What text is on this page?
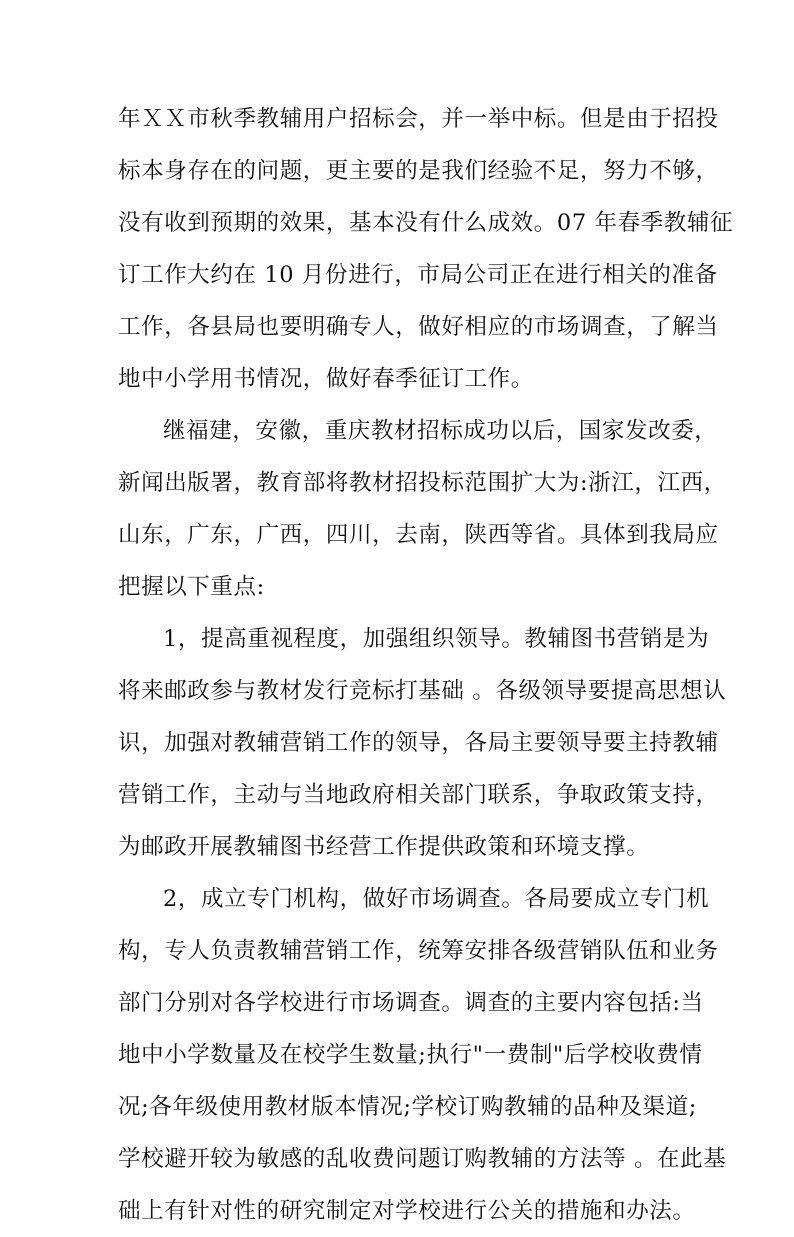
年ＸＸ市秋季教辅用户招标会，并一举中标。但是由于招投
标本身存在的问题，更主要的是我们经验不足，努力不够，
没有收到预期的效果，基本没有什么成效。07 年春季教辅征
订工作大约在 10 月份进行，市局公司正在进行相关的准备
工作，各县局也要明确专人，做好相应的市场调查，了解当
地中小学用书情况，做好春季征订工作。
继福建，安徽，重庆教材招标成功以后，国家发改委，
新闻出版署，教育部将教材招投标范围扩大为:浙江，江西，
山东，广东，广西，四川，去南，陕西等省。具体到我局应
把握以下重点:
1，提高重视程度，加强组织领导。教辅图书营销是为
将来邮政参与教材发行竞标打基础 。各级领导要提高思想认
识，加强对教辅营销工作的领导，各局主要领导要主持教辅
营销工作，主动与当地政府相关部门联系，争取政策支持，
为邮政开展教辅图书经营工作提供政策和环境支撑。
2，成立专门机构，做好市场调查。各局要成立专门机
构，专人负责教辅营销工作，统筹安排各级营销队伍和业务
部门分别对各学校进行市场调查。调查的主要内容包括:当
地中小学数量及在校学生数量;执行"一费制"后学校收费情
况;各年级使用教材版本情况;学校订购教辅的品种及渠道;
学校避开较为敏感的乱收费问题订购教辅的方法等 。在此基
础上有针对性的研究制定对学校进行公关的措施和办法。
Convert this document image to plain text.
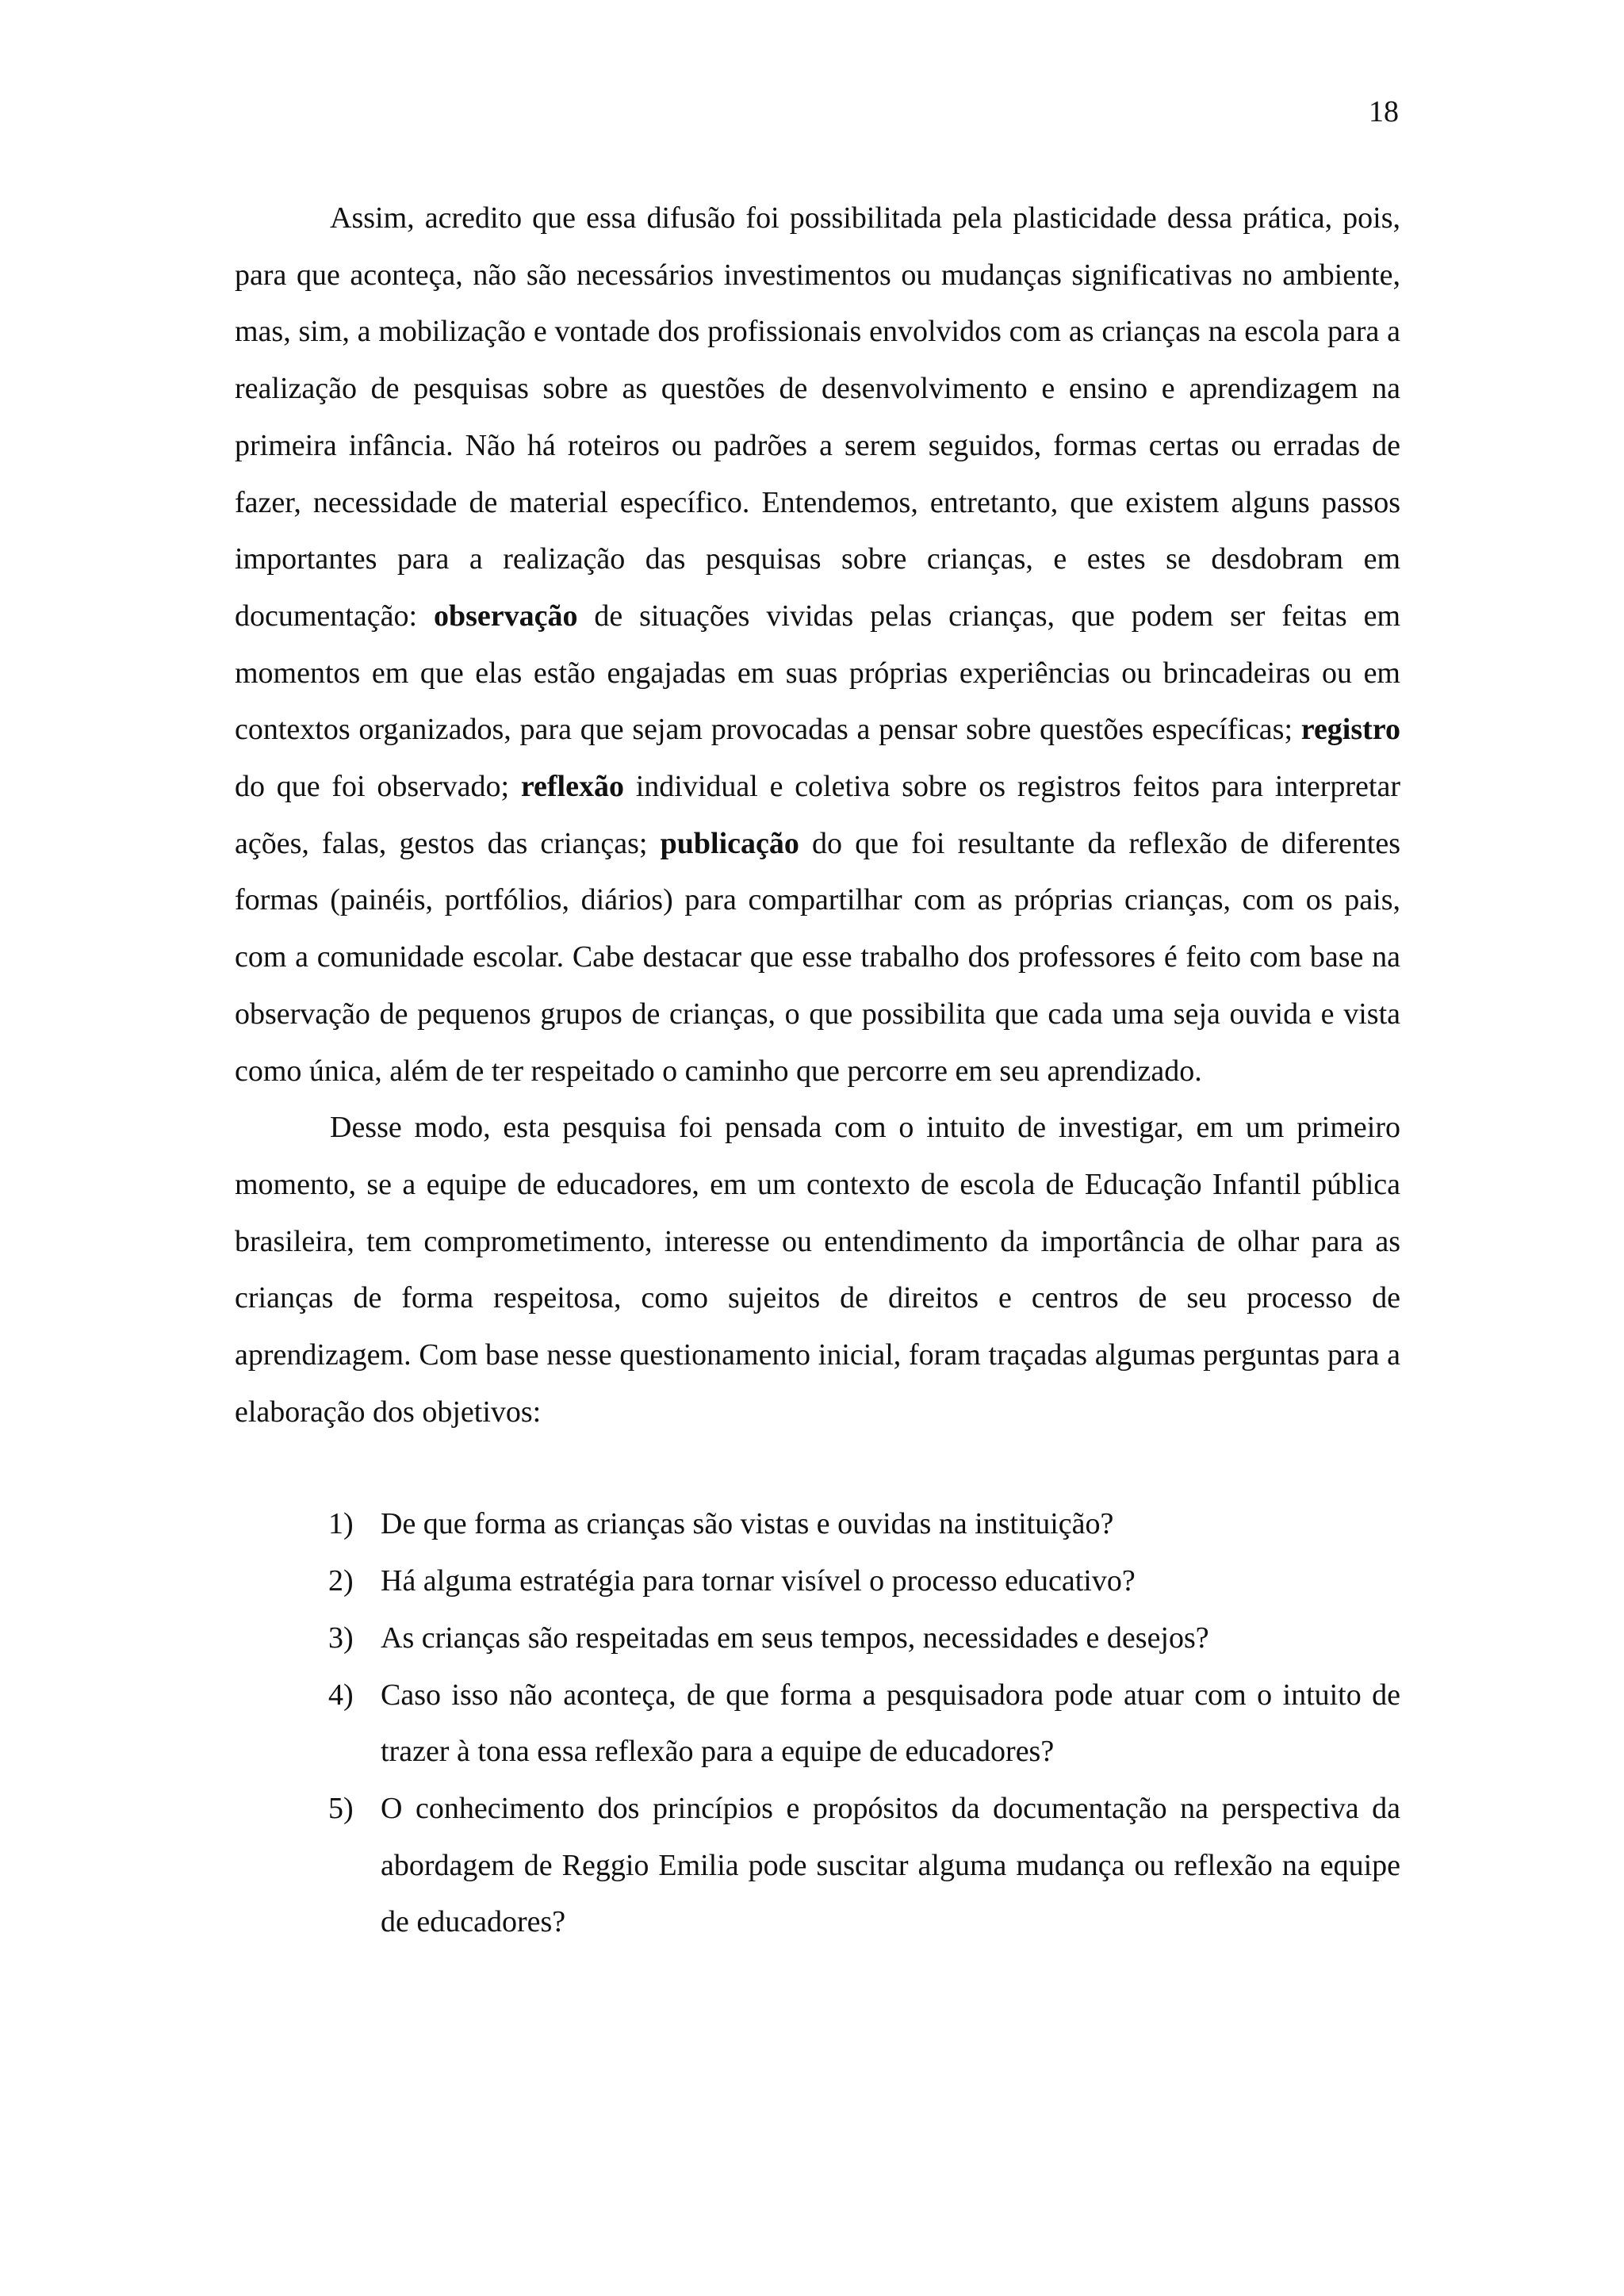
18

Assim, acredito que essa difusão foi possibilitada pela plasticidade dessa prática, pois, para que aconteça, não são necessários investimentos ou mudanças significativas no ambiente, mas, sim, a mobilização e vontade dos profissionais envolvidos com as crianças na escola para a realização de pesquisas sobre as questões de desenvolvimento e ensino e aprendizagem na primeira infância. Não há roteiros ou padrões a serem seguidos, formas certas ou erradas de fazer, necessidade de material específico. Entendemos, entretanto, que existem alguns passos importantes para a realização das pesquisas sobre crianças, e estes se desdobram em documentação: observação de situações vividas pelas crianças, que podem ser feitas em momentos em que elas estão engajadas em suas próprias experiências ou brincadeiras ou em contextos organizados, para que sejam provocadas a pensar sobre questões específicas; registro do que foi observado; reflexão individual e coletiva sobre os registros feitos para interpretar ações, falas, gestos das crianças; publicação do que foi resultante da reflexão de diferentes formas (painéis, portfólios, diários) para compartilhar com as próprias crianças, com os pais, com a comunidade escolar. Cabe destacar que esse trabalho dos professores é feito com base na observação de pequenos grupos de crianças, o que possibilita que cada uma seja ouvida e vista como única, além de ter respeitado o caminho que percorre em seu aprendizado.

Desse modo, esta pesquisa foi pensada com o intuito de investigar, em um primeiro momento, se a equipe de educadores, em um contexto de escola de Educação Infantil pública brasileira, tem comprometimento, interesse ou entendimento da importância de olhar para as crianças de forma respeitosa, como sujeitos de direitos e centros de seu processo de aprendizagem. Com base nesse questionamento inicial, foram traçadas algumas perguntas para a elaboração dos objetivos:

1) De que forma as crianças são vistas e ouvidas na instituição?
2) Há alguma estratégia para tornar visível o processo educativo?
3) As crianças são respeitadas em seus tempos, necessidades e desejos?
4) Caso isso não aconteça, de que forma a pesquisadora pode atuar com o intuito de trazer à tona essa reflexão para a equipe de educadores?
5) O conhecimento dos princípios e propósitos da documentação na perspectiva da abordagem de Reggio Emilia pode suscitar alguma mudança ou reflexão na equipe de educadores?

________________

### Set exercise
Find the count of lines in the data above where the string "this" occurs. Provide that number alone.

### Completed task
2